→ TASK DETAILS:
From the entries that follow, pick out all lines holding "page".

Extracted records
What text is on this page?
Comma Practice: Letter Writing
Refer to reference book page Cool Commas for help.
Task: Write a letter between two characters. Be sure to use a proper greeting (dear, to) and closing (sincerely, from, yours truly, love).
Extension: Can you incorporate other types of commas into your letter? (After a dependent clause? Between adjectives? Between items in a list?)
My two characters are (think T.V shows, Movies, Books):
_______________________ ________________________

→ EXERCISE OUTPUT:
What text is on this page?
Refer to reference book page Cool Commas for help.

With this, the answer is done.